Exercise description:
Among the entries that follow, tally the lines with the string "index". Give no more than the number.
┏━━
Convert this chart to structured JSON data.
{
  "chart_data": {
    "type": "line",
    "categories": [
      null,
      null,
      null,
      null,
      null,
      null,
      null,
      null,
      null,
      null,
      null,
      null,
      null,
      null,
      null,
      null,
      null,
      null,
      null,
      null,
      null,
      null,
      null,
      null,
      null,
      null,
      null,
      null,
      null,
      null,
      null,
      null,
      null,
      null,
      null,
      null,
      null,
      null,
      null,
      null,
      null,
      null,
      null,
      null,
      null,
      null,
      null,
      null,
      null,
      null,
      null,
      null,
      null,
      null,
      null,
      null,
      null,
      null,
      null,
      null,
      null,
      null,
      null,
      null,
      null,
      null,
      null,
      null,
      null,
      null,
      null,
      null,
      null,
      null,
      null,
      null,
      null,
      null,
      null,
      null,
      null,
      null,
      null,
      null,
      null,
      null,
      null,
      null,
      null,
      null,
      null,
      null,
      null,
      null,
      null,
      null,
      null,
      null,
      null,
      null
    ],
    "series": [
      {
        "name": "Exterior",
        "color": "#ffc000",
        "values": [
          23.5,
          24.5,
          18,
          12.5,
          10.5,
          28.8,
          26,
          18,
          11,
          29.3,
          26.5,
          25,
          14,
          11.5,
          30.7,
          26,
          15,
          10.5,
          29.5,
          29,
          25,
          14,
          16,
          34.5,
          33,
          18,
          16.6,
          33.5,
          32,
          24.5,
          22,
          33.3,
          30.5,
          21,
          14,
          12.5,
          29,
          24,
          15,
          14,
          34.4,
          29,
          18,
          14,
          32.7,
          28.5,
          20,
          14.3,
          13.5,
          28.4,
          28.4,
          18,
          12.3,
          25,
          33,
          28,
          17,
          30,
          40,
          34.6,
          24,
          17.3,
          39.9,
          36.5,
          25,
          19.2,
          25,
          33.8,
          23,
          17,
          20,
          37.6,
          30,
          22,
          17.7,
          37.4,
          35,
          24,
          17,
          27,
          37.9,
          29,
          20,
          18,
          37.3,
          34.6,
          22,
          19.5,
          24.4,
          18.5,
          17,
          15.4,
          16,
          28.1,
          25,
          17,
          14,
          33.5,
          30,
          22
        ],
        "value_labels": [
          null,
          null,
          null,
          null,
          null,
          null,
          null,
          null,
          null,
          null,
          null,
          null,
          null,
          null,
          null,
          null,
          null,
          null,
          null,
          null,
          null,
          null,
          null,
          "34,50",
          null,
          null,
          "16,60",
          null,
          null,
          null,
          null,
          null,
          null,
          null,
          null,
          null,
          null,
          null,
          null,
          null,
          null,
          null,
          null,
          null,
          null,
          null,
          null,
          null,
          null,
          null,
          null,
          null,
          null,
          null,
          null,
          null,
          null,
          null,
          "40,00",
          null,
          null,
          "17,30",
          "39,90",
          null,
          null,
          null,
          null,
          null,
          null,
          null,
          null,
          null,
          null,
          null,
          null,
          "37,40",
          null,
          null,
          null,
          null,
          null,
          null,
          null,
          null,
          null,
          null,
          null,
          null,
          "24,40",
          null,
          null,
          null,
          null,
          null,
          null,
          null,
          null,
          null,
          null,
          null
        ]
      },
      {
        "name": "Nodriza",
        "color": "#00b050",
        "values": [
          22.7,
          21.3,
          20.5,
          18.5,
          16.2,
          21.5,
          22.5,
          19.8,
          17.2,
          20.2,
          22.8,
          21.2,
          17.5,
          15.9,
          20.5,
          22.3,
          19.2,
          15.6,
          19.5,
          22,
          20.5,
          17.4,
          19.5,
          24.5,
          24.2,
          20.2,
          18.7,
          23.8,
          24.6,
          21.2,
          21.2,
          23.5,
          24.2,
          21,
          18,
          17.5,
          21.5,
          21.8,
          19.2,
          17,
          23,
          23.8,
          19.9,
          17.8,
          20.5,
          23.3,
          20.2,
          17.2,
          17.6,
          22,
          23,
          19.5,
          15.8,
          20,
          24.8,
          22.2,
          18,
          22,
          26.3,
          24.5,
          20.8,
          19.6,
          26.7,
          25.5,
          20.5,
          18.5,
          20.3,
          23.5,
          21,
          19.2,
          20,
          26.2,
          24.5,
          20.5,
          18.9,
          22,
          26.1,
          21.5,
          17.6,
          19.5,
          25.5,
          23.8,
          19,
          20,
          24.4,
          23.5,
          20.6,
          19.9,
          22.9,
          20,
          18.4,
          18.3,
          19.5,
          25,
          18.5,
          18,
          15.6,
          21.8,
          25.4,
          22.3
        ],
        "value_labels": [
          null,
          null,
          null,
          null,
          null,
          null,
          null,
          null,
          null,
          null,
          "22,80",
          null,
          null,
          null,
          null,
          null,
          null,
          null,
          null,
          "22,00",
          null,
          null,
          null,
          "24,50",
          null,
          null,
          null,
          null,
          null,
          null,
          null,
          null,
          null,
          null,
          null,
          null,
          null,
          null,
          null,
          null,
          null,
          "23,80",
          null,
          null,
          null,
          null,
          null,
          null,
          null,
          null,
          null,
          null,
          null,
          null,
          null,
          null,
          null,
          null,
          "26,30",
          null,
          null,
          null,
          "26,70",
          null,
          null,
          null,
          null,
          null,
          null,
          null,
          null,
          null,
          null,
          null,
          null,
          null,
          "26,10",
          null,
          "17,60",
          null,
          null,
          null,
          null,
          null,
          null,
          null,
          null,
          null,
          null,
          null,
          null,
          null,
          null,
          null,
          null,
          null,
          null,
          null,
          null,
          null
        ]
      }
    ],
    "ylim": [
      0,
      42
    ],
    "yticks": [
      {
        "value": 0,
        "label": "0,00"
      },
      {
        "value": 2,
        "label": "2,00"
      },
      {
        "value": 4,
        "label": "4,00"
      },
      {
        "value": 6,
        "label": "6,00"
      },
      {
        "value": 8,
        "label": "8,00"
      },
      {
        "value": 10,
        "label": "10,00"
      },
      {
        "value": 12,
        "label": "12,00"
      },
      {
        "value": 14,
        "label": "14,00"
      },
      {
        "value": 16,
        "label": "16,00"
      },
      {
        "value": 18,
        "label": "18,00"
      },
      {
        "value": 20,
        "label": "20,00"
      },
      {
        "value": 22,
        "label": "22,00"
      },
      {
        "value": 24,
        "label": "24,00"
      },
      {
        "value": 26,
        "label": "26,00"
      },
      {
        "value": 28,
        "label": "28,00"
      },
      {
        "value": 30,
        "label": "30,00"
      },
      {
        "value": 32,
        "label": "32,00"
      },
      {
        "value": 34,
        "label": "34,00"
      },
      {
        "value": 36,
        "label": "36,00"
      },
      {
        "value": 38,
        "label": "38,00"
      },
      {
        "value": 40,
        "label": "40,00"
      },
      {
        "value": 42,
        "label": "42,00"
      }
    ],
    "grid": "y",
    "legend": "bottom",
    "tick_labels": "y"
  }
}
┗━━
┏━━
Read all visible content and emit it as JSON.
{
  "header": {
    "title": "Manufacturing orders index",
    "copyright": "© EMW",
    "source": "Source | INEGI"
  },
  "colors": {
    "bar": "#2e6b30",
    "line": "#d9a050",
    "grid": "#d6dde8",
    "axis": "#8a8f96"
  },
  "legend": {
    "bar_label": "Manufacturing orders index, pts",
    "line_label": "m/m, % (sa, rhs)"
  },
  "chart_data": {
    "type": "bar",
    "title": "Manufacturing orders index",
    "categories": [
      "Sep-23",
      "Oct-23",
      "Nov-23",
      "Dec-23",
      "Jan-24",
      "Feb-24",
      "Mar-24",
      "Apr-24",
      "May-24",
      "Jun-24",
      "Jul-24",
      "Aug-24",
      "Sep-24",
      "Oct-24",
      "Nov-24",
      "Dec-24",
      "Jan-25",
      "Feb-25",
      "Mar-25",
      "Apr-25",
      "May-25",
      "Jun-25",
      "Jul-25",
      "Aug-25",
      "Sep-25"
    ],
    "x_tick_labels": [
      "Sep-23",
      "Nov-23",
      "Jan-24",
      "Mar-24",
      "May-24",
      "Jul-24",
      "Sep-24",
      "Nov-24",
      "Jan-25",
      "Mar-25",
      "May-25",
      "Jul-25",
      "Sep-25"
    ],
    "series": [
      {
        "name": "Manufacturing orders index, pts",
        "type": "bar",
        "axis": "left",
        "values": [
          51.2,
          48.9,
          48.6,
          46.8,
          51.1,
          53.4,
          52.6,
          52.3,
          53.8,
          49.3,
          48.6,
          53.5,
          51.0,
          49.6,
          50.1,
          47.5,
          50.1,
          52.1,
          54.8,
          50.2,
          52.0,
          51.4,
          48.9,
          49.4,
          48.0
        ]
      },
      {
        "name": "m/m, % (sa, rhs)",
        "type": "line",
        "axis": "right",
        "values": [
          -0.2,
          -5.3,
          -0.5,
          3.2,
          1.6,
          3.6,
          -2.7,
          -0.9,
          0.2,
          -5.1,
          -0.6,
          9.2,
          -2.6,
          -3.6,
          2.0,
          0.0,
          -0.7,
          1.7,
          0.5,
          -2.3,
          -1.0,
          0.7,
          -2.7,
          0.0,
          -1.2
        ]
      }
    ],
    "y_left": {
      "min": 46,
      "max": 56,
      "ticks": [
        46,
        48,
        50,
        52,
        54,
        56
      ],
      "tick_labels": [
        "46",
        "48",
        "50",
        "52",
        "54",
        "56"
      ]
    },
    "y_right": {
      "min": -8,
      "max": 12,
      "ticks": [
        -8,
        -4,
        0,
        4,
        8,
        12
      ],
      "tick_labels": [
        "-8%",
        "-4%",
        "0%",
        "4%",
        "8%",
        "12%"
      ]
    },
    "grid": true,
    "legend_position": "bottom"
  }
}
┗━━
Right answer:
4